Written problem -
Where a line contains the string "tempore", copy that line.

**********

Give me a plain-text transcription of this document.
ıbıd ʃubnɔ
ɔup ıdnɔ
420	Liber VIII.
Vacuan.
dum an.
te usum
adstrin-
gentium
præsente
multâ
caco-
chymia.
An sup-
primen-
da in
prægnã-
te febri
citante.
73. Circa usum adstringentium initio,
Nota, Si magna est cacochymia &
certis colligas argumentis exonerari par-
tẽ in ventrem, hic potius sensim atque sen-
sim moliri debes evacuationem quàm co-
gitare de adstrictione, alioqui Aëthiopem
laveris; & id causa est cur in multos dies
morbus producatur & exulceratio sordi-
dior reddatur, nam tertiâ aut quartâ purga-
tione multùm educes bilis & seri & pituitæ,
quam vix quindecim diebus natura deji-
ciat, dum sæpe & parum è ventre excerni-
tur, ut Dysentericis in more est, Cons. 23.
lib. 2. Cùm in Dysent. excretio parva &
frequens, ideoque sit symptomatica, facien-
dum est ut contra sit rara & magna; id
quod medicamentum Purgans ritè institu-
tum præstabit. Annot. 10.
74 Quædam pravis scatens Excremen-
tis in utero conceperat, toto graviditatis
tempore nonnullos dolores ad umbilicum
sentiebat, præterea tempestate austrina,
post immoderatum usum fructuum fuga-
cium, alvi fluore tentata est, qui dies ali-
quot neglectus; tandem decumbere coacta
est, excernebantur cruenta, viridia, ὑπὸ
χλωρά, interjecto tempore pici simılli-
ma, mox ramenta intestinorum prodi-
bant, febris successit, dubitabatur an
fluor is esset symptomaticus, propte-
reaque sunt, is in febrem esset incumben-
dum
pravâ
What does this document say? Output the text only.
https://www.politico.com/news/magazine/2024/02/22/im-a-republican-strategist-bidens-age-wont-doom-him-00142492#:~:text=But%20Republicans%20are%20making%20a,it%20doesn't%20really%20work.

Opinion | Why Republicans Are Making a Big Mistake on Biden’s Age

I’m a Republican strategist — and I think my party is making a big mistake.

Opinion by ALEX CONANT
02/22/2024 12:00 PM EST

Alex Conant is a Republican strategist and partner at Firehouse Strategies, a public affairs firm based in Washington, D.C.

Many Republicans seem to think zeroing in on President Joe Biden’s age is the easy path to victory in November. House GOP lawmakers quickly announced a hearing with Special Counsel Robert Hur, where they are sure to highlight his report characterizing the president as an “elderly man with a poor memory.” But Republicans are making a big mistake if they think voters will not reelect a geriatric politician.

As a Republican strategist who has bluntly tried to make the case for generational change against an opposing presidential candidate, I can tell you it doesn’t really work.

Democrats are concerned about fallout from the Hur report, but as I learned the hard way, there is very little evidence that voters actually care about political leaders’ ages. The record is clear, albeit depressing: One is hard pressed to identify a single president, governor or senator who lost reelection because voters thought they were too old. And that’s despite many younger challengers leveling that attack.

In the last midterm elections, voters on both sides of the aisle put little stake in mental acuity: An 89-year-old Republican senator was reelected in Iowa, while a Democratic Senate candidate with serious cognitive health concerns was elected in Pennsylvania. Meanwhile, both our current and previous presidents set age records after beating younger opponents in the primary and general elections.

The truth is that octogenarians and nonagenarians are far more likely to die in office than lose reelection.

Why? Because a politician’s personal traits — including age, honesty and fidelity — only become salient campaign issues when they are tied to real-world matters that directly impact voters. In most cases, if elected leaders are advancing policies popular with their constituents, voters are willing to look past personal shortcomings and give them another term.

**********

Exercise answer -
tempore nonnullos dolores ad umbilicum
χλωρά, interjecto tempore pici simılli-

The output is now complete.